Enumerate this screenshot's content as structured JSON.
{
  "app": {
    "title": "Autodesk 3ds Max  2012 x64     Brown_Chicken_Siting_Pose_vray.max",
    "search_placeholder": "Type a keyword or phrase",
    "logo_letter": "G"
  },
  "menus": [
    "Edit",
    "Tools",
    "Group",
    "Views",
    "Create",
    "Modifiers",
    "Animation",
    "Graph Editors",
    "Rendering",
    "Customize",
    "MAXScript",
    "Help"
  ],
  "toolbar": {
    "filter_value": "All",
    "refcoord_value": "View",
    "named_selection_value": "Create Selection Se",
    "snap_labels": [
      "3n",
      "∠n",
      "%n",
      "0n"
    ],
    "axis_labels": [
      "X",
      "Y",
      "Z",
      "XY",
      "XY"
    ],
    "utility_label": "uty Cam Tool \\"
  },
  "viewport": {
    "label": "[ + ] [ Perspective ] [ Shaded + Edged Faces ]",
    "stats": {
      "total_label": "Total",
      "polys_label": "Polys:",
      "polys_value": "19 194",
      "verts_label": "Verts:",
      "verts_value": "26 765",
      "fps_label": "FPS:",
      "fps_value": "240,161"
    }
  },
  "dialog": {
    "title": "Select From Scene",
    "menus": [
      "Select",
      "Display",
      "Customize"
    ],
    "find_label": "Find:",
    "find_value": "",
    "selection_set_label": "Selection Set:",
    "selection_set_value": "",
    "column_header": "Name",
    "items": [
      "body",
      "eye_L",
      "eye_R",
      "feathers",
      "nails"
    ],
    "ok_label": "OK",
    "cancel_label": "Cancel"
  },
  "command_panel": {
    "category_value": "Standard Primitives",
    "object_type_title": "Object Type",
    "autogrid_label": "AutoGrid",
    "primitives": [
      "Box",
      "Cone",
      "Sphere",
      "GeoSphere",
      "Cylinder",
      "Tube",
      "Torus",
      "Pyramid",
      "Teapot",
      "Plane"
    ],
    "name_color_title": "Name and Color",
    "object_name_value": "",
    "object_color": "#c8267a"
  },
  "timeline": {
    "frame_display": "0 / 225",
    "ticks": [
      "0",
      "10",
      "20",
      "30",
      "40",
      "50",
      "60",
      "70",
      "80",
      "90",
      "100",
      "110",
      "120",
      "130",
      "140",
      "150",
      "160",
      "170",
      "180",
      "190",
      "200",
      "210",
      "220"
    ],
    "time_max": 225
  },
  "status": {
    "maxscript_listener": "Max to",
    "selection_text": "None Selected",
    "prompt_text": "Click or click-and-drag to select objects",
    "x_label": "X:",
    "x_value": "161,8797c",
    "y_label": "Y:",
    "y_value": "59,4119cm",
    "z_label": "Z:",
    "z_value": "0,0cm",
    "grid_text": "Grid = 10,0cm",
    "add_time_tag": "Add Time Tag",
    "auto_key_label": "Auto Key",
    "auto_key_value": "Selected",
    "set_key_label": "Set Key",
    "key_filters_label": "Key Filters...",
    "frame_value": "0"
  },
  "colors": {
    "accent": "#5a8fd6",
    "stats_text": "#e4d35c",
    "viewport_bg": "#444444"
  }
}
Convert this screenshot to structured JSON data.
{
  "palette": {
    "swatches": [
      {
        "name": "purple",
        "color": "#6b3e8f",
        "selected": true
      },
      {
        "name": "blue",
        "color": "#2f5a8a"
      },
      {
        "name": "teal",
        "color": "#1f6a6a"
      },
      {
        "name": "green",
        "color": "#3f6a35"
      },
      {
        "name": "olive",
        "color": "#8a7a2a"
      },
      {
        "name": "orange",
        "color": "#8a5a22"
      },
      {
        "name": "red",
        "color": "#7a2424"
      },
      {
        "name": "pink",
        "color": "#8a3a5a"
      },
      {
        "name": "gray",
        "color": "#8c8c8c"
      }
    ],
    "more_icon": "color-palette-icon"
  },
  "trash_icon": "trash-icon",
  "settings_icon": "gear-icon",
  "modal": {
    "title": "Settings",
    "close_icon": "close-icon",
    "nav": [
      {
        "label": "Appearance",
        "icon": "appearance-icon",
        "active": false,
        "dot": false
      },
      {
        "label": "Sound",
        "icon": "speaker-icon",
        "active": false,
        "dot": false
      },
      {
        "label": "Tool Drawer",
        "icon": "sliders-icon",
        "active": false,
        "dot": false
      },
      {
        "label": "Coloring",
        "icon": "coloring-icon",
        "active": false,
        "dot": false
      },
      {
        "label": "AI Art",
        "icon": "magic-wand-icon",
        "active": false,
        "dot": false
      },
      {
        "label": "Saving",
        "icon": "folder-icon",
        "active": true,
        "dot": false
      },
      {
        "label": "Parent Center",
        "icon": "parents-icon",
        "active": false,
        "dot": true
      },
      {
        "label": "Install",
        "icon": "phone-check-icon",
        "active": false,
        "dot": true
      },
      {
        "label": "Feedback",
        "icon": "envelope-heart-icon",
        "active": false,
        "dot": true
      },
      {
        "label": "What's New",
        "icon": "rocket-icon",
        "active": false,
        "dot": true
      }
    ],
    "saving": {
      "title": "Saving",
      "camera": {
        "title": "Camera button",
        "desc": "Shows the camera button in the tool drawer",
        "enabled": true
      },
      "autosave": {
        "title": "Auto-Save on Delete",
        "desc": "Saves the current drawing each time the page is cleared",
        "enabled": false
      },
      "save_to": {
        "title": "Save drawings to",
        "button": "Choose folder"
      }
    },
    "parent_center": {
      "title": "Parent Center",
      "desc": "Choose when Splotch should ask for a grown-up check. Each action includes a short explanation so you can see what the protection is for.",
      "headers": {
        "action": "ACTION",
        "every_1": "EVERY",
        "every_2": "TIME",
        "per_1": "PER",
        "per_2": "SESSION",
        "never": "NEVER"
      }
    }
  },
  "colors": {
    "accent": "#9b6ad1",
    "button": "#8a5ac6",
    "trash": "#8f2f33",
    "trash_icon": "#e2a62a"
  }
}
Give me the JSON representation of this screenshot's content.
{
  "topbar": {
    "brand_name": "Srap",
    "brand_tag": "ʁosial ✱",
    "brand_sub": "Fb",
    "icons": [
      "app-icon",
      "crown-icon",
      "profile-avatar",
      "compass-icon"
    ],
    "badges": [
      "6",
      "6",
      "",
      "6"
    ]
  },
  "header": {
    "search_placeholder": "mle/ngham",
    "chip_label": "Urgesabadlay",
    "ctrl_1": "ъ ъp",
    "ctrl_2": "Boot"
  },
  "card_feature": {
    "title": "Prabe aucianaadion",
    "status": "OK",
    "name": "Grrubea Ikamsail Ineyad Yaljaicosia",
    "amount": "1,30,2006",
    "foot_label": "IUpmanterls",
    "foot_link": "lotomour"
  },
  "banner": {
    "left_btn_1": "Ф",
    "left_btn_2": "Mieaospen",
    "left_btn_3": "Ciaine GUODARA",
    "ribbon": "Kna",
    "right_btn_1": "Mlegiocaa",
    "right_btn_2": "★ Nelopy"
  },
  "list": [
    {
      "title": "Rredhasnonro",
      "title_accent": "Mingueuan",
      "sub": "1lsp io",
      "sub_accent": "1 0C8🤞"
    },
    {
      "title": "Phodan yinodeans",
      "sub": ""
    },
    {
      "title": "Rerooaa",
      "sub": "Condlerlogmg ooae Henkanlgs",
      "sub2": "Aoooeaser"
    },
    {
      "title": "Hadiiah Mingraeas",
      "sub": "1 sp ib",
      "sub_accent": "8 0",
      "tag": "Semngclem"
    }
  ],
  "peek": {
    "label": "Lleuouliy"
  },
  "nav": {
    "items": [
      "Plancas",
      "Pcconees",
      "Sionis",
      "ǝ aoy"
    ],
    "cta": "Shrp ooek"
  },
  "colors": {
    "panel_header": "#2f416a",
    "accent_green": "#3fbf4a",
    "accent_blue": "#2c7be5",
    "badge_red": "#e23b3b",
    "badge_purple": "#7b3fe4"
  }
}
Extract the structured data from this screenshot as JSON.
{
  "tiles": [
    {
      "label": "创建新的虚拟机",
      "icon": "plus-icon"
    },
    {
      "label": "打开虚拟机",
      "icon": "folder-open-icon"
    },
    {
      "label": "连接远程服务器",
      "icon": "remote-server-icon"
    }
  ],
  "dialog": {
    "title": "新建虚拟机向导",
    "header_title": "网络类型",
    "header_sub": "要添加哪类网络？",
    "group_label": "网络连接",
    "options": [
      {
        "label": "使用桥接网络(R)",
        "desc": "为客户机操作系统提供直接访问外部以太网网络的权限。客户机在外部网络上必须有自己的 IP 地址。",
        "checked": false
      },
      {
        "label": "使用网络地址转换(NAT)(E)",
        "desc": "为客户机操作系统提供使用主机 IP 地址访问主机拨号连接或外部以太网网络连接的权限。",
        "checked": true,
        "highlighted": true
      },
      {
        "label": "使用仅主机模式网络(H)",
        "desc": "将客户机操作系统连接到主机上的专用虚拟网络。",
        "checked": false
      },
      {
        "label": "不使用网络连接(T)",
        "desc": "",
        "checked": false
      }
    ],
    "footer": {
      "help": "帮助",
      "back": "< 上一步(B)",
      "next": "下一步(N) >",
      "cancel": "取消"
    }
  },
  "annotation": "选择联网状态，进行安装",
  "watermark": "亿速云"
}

### TASK OBJECTIVE
Gather all lines from the records above in which "action" appears.

### TASK SOLUTION
      "desc": "Choose when Splotch should ask for a grown-up check. Each action includes a short explanation so you can see what the protection is for.",
        "action": "ACTION",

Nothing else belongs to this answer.